■ **WHAT THE EXERCISE ASKS**
The entries that follow should be written out exactly.

■ **RECORDED INFORMATION**
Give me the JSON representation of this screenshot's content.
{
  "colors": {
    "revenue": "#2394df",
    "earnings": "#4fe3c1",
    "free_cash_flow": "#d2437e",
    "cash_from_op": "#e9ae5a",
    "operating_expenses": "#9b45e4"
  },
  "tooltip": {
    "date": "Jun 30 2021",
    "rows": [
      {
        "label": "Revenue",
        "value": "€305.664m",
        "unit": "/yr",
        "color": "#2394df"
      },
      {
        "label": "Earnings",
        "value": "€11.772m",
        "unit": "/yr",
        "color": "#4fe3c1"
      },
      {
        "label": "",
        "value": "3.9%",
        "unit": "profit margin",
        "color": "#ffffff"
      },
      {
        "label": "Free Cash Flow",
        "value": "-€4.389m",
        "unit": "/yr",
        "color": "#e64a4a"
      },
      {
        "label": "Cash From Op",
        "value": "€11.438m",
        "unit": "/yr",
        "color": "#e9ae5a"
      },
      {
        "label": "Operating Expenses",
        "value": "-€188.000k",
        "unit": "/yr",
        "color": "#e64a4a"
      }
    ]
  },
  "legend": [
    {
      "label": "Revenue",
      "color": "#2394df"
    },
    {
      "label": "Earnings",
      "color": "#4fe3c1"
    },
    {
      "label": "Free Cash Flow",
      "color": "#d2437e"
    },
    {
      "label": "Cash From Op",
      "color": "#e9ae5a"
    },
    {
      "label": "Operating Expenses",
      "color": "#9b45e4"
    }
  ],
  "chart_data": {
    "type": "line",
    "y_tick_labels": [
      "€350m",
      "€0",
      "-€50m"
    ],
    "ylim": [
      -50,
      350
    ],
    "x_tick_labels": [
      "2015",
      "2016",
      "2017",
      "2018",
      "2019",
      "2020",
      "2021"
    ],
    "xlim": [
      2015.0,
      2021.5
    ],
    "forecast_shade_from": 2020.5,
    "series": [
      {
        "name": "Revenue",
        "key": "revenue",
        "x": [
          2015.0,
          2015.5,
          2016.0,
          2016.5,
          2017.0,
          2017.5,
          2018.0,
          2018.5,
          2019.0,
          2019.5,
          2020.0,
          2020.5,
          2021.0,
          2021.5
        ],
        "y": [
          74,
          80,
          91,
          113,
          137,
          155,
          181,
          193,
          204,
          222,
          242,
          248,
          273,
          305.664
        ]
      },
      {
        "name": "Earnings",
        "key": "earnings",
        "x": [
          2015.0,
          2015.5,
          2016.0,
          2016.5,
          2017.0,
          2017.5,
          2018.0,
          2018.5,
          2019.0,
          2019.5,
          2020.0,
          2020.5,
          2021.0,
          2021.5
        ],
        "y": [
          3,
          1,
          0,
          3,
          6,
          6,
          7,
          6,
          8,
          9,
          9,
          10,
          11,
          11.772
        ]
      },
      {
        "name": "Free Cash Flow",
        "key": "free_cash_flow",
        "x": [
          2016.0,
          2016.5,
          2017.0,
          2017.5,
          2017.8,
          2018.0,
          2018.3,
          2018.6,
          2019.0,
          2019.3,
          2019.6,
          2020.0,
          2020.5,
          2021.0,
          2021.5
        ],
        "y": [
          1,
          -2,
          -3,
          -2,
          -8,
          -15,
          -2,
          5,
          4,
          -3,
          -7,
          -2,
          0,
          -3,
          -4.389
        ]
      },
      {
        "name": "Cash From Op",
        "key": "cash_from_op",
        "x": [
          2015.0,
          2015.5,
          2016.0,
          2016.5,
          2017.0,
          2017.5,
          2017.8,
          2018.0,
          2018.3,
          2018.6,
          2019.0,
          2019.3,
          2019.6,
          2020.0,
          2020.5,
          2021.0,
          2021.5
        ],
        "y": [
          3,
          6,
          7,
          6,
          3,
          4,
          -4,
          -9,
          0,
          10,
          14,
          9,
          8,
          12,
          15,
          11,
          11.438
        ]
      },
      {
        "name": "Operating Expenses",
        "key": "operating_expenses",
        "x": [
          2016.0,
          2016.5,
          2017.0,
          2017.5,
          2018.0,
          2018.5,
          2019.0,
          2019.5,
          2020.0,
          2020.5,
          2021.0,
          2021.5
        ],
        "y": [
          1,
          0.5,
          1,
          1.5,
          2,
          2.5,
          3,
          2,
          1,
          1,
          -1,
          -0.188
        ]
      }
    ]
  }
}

■ **REPLY TO THE TASK**
Give me the JSON representation of this screenshot's content.
{
  "colors": {
    "revenue": "#2394df",
    "earnings": "#4fe3c1",
    "free_cash_flow": "#d2437e",
    "cash_from_op": "#e9ae5a",
    "operating_expenses": "#9b45e4"
  },
  "tooltip": {
    "date": "Jun 30 2021",
    "rows": [
      {
        "label": "Revenue",
        "value": "€305.664m",
        "unit": "/yr",
        "color": "#2394df"
      },
      {
        "label": "Earnings",
        "value": "€11.772m",
        "unit": "/yr",
        "color": "#4fe3c1"
      },
      {
        "label": "",
        "value": "3.9%",
        "unit": "profit margin",
        "color": "#ffffff"
      },
      {
        "label": "Free Cash Flow",
        "value": "-€4.389m",
        "unit": "/yr",
        "color": "#e64a4a"
      },
      {
        "label": "Cash From Op",
        "value": "€11.438m",
        "unit": "/yr",
        "color": "#e9ae5a"
      },
      {
        "label": "Operating Expenses",
        "value": "-€188.000k",
        "unit": "/yr",
        "color": "#e64a4a"
      }
    ]
  },
  "legend": [
    {
      "label": "Revenue",
      "color": "#2394df"
    },
    {
      "label": "Earnings",
      "color": "#4fe3c1"
    },
    {
      "label": "Free Cash Flow",
      "color": "#d2437e"
    },
    {
      "label": "Cash From Op",
      "color": "#e9ae5a"
    },
    {
      "label": "Operating Expenses",
      "color": "#9b45e4"
    }
  ],
  "chart_data": {
    "type": "line",
    "y_tick_labels": [
      "€350m",
      "€0",
      "-€50m"
    ],
    "ylim": [
      -50,
      350
    ],
    "x_tick_labels": [
      "2015",
      "2016",
      "2017",
      "2018",
      "2019",
      "2020",
      "2021"
    ],
    "xlim": [
      2015.0,
      2021.5
    ],
    "forecast_shade_from": 2020.5,
    "series": [
      {
        "name": "Revenue",
        "key": "revenue",
        "x": [
          2015.0,
          2015.5,
          2016.0,
          2016.5,
          2017.0,
          2017.5,
          2018.0,
          2018.5,
          2019.0,
          2019.5,
          2020.0,
          2020.5,
          2021.0,
          2021.5
        ],
        "y": [
          74,
          80,
          91,
          113,
          137,
          155,
          181,
          193,
          204,
          222,
          242,
          248,
          273,
          305.664
        ]
      },
      {
        "name": "Earnings",
        "key": "earnings",
        "x": [
          2015.0,
          2015.5,
          2016.0,
          2016.5,
          2017.0,
          2017.5,
          2018.0,
          2018.5,
          2019.0,
          2019.5,
          2020.0,
          2020.5,
          2021.0,
          2021.5
        ],
        "y": [
          3,
          1,
          0,
          3,
          6,
          6,
          7,
          6,
          8,
          9,
          9,
          10,
          11,
          11.772
        ]
      },
      {
        "name": "Free Cash Flow",
        "key": "free_cash_flow",
        "x": [
          2016.0,
          2016.5,
          2017.0,
          2017.5,
          2017.8,
          2018.0,
          2018.3,
          2018.6,
          2019.0,
          2019.3,
          2019.6,
          2020.0,
          2020.5,
          2021.0,
          2021.5
        ],
        "y": [
          1,
          -2,
          -3,
          -2,
          -8,
          -15,
          -2,
          5,
          4,
          -3,
          -7,
          -2,
          0,
          -3,
          -4.389
        ]
      },
      {
        "name": "Cash From Op",
        "key": "cash_from_op",
        "x": [
          2015.0,
          2015.5,
          2016.0,
          2016.5,
          2017.0,
          2017.5,
          2017.8,
          2018.0,
          2018.3,
          2018.6,
          2019.0,
          2019.3,
          2019.6,
          2020.0,
          2020.5,
          2021.0,
          2021.5
        ],
        "y": [
          3,
          6,
          7,
          6,
          3,
          4,
          -4,
          -9,
          0,
          10,
          14,
          9,
          8,
          12,
          15,
          11,
          11.438
        ]
      },
      {
        "name": "Operating Expenses",
        "key": "operating_expenses",
        "x": [
          2016.0,
          2016.5,
          2017.0,
          2017.5,
          2018.0,
          2018.5,
          2019.0,
          2019.5,
          2020.0,
          2020.5,
          2021.0,
          2021.5
        ],
        "y": [
          1,
          0.5,
          1,
          1.5,
          2,
          2.5,
          3,
          2,
          1,
          1,
          -1,
          -0.188
        ]
      }
    ]
  }
}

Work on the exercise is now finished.